____ Data listing

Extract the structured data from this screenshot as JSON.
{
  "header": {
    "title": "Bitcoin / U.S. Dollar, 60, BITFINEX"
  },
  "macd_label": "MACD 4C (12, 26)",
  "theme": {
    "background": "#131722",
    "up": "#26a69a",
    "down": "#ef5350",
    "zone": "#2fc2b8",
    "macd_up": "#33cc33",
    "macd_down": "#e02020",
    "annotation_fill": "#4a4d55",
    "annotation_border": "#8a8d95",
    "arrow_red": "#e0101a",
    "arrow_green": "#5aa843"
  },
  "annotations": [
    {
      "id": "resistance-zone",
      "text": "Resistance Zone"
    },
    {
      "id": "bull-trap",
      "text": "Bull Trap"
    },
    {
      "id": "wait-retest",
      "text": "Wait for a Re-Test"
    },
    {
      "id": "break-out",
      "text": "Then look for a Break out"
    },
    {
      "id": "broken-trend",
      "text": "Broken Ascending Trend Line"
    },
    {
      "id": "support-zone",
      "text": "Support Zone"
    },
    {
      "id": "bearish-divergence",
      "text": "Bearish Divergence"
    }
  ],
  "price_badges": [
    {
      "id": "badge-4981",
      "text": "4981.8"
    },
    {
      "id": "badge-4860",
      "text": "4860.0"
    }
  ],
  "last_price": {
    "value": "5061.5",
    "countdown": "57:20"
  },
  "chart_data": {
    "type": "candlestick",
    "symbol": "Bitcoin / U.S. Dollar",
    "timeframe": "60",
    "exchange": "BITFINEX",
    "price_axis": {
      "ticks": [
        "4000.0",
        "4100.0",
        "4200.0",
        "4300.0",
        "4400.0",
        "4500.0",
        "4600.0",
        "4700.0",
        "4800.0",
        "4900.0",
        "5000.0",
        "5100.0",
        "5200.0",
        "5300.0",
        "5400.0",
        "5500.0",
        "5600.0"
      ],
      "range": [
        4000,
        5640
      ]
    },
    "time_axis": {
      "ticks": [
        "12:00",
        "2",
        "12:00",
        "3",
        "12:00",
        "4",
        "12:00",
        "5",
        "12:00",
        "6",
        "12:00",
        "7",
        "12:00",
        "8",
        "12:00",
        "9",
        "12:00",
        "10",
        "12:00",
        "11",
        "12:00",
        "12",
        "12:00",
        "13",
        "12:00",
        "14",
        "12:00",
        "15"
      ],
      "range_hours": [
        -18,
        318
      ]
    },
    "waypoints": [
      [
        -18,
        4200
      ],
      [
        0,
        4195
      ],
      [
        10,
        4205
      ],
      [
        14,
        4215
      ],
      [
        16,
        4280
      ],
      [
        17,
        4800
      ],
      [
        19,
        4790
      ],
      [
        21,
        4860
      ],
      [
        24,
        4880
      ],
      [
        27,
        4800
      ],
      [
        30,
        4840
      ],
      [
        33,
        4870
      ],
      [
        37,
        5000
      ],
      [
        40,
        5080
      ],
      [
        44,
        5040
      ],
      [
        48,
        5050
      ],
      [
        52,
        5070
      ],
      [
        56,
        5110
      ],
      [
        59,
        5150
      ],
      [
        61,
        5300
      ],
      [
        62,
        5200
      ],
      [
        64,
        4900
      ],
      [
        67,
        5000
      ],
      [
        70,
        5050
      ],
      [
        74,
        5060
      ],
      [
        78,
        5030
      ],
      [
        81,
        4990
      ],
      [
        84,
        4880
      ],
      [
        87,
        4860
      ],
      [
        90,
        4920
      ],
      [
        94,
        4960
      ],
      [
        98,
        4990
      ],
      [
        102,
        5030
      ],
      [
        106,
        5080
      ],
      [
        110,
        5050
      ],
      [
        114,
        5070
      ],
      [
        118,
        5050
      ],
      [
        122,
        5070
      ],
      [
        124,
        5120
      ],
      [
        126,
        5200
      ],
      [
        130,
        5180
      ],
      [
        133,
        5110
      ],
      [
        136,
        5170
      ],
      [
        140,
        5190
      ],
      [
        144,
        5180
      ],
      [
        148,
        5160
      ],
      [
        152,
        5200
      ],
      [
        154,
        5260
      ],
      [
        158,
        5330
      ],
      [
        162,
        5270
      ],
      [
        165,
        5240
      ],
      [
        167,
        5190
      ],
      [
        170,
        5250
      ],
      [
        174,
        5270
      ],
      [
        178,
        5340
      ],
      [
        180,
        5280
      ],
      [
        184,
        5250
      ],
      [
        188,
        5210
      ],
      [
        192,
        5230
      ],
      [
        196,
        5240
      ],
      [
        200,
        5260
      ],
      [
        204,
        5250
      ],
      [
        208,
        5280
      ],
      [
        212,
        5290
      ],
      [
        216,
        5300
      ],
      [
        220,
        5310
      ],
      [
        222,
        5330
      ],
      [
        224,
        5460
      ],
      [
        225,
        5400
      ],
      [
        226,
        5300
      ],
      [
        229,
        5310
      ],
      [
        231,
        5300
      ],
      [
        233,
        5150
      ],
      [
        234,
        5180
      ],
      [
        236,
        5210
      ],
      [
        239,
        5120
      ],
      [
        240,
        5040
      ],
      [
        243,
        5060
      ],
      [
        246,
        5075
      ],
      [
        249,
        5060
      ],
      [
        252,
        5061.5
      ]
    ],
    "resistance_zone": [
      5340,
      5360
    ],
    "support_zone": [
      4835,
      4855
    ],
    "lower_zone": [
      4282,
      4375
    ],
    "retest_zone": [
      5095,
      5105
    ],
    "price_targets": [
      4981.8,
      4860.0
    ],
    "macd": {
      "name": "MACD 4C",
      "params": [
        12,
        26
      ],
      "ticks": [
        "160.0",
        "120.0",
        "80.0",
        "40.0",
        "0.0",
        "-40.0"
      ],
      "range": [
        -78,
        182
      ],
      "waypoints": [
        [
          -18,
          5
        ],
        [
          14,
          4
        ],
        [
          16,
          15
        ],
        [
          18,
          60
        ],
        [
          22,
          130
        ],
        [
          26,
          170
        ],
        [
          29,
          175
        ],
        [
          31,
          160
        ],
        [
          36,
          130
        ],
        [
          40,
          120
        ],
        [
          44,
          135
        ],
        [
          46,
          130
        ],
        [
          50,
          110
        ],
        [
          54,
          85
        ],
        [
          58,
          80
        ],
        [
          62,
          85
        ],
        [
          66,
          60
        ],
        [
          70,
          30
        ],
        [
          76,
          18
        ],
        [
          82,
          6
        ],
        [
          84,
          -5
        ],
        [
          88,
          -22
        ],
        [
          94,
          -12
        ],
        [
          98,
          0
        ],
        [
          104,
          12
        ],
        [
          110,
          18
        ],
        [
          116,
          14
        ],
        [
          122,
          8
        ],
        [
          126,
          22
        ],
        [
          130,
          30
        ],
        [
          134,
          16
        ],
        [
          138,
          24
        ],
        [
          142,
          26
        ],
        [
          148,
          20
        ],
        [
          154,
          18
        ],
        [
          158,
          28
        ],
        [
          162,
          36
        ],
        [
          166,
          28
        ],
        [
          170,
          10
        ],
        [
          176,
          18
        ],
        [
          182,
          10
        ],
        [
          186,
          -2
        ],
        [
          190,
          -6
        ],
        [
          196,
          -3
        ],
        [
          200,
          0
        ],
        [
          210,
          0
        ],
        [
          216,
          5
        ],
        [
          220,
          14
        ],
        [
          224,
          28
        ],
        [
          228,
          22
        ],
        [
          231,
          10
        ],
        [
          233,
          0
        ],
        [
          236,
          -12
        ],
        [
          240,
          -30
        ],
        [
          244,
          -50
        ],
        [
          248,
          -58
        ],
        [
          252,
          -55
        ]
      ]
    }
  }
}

________

» Written problem
Pull out all lines from the entries above that include the word "Bitcoin".

» Reply to the task
    "title": "Bitcoin / U.S. Dollar, 60, BITFINEX"
    "symbol": "Bitcoin / U.S. Dollar",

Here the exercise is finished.